== Exercise ==
Which lines have the string "ylabel"? Copy all of them from the entries below.

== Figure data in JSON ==
## START

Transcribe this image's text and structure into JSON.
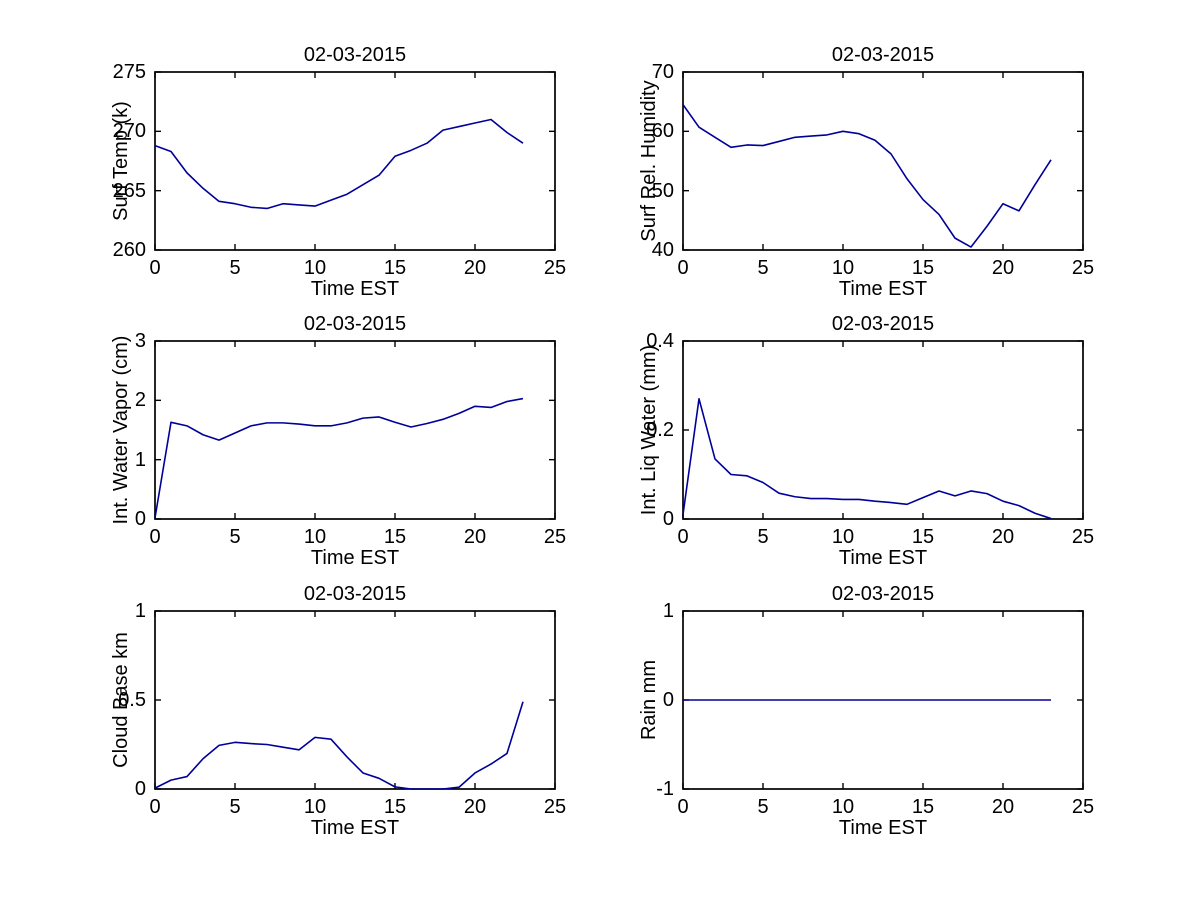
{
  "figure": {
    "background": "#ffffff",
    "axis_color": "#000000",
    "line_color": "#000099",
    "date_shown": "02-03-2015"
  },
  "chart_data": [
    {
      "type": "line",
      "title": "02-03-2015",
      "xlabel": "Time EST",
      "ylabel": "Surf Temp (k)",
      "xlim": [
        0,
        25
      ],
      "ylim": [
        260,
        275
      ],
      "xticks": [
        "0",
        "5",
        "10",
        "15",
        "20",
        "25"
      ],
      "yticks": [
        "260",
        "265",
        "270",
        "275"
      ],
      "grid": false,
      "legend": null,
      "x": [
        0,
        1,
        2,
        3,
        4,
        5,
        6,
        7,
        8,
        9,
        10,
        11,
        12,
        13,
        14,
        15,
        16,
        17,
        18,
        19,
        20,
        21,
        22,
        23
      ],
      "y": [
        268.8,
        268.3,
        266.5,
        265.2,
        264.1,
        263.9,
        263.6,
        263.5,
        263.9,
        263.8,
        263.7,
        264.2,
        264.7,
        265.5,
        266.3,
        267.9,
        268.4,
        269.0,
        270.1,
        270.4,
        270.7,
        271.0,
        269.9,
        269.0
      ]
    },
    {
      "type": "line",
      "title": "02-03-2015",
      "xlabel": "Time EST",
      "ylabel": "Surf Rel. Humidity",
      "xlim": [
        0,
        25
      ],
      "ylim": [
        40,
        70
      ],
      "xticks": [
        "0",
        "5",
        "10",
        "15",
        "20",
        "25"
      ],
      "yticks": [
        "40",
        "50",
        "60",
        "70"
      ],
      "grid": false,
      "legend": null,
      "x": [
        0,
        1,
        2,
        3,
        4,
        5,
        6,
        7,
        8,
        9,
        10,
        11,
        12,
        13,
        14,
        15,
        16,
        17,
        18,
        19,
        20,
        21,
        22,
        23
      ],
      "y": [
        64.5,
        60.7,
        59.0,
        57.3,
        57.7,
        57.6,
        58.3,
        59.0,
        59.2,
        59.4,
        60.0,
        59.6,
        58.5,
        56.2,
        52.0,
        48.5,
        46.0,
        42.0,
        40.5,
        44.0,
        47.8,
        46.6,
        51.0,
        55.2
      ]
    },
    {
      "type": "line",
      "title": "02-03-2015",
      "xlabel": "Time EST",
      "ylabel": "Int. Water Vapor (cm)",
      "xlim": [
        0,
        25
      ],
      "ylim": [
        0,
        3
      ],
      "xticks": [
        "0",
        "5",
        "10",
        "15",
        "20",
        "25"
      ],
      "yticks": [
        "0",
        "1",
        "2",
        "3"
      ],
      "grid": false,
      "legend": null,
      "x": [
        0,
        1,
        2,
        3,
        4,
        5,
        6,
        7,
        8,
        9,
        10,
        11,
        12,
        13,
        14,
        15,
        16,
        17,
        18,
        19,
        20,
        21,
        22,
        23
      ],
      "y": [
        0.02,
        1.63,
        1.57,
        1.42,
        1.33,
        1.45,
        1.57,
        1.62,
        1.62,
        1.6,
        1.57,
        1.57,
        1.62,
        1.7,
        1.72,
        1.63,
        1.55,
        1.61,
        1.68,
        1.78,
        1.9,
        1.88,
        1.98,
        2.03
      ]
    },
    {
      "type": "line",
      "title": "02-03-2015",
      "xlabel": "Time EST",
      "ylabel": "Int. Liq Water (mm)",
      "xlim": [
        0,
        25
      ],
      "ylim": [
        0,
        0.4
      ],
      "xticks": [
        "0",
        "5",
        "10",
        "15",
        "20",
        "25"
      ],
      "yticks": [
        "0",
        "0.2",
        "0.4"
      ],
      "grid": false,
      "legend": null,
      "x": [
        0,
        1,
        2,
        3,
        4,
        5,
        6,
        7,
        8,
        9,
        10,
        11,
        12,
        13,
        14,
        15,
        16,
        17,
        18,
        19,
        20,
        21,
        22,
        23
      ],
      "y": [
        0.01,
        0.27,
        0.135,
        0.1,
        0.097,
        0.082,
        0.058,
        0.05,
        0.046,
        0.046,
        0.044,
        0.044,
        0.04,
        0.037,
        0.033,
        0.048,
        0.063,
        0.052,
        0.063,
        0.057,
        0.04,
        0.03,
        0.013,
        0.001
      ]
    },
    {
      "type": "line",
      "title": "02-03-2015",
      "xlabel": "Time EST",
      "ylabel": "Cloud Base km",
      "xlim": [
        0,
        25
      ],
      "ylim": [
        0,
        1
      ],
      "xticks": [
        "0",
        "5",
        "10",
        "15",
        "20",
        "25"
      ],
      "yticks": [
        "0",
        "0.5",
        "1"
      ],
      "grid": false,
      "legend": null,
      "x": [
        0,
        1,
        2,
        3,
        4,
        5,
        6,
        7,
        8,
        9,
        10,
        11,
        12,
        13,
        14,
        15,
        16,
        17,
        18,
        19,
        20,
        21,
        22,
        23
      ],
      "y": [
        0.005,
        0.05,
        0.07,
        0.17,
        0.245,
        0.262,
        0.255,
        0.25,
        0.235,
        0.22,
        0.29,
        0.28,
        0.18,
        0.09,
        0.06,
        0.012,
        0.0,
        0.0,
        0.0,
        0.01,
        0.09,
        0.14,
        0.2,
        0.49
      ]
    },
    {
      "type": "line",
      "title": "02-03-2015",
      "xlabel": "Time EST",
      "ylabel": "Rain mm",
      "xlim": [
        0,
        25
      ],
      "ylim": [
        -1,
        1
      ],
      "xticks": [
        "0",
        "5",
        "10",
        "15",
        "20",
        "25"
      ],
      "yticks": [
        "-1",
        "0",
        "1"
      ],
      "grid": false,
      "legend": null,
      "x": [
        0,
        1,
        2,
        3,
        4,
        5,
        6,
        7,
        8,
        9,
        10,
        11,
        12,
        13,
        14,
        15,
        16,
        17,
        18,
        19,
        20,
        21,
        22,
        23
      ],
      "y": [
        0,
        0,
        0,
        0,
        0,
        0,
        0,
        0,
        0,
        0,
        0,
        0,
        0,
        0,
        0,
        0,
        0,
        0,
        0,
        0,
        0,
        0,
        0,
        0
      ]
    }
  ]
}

## END

== Exercise result ==
      "ylabel": "Surf Temp (k)",
      "ylabel": "Surf Rel. Humidity",
      "ylabel": "Int. Water Vapor (cm)",
      "ylabel": "Int. Liq Water (mm)",
      "ylabel": "Cloud Base km",
      "ylabel": "Rain mm",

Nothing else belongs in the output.